──────── Given data
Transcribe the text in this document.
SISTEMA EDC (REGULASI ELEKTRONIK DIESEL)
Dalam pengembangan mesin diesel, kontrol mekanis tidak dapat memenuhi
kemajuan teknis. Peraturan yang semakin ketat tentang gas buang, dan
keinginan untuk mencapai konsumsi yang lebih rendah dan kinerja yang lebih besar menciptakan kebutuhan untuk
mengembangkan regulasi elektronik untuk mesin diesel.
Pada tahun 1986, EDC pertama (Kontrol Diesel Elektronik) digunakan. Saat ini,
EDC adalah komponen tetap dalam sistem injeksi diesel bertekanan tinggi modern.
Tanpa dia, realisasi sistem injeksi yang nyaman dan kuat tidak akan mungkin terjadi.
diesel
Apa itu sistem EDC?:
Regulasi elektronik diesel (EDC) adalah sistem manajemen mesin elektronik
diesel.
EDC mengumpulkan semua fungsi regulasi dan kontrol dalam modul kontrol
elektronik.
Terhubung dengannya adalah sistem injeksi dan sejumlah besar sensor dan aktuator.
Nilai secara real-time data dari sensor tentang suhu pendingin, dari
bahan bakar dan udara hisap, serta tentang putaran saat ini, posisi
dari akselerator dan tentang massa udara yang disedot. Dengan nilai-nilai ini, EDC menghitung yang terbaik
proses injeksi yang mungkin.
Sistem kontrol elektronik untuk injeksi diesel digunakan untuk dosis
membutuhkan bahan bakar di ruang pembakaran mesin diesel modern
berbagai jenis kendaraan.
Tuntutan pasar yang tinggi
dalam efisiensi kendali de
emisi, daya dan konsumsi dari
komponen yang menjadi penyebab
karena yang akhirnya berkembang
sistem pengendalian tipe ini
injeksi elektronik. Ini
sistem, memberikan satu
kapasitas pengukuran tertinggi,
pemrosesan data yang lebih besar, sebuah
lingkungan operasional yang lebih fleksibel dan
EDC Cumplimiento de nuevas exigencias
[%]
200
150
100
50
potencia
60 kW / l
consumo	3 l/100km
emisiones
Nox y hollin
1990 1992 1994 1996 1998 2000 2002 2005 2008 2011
────────────────
> _Work to do_: Each line of the material above needs to be quoted exactly, please.

> _Output of the task_:
Transcribe the text in this document.
SISTEMA EDC (REGULASI ELEKTRONIK DIESEL)
Dalam pengembangan mesin diesel, kontrol mekanis tidak dapat memenuhi
kemajuan teknis. Peraturan yang semakin ketat tentang gas buang, dan
keinginan untuk mencapai konsumsi yang lebih rendah dan kinerja yang lebih besar menciptakan kebutuhan untuk
mengembangkan regulasi elektronik untuk mesin diesel.
Pada tahun 1986, EDC pertama (Kontrol Diesel Elektronik) digunakan. Saat ini,
EDC adalah komponen tetap dalam sistem injeksi diesel bertekanan tinggi modern.
Tanpa dia, realisasi sistem injeksi yang nyaman dan kuat tidak akan mungkin terjadi.
diesel
Apa itu sistem EDC?:
Regulasi elektronik diesel (EDC) adalah sistem manajemen mesin elektronik
diesel.
EDC mengumpulkan semua fungsi regulasi dan kontrol dalam modul kontrol
elektronik.
Terhubung dengannya adalah sistem injeksi dan sejumlah besar sensor dan aktuator.
Nilai secara real-time data dari sensor tentang suhu pendingin, dari
bahan bakar dan udara hisap, serta tentang putaran saat ini, posisi
dari akselerator dan tentang massa udara yang disedot. Dengan nilai-nilai ini, EDC menghitung yang terbaik
proses injeksi yang mungkin.
Sistem kontrol elektronik untuk injeksi diesel digunakan untuk dosis
membutuhkan bahan bakar di ruang pembakaran mesin diesel modern
berbagai jenis kendaraan.
Tuntutan pasar yang tinggi
dalam efisiensi kendali de
emisi, daya dan konsumsi dari
komponen yang menjadi penyebab
karena yang akhirnya berkembang
sistem pengendalian tipe ini
injeksi elektronik. Ini
sistem, memberikan satu
kapasitas pengukuran tertinggi,
pemrosesan data yang lebih besar, sebuah
lingkungan operasional yang lebih fleksibel dan
EDC Cumplimiento de nuevas exigencias
[%]
200
150
100
50
potencia
60 kW / l
consumo	3 l/100km
emisiones
Nox y hollin
1990 1992 1994 1996 1998 2000 2002 2005 2008 2011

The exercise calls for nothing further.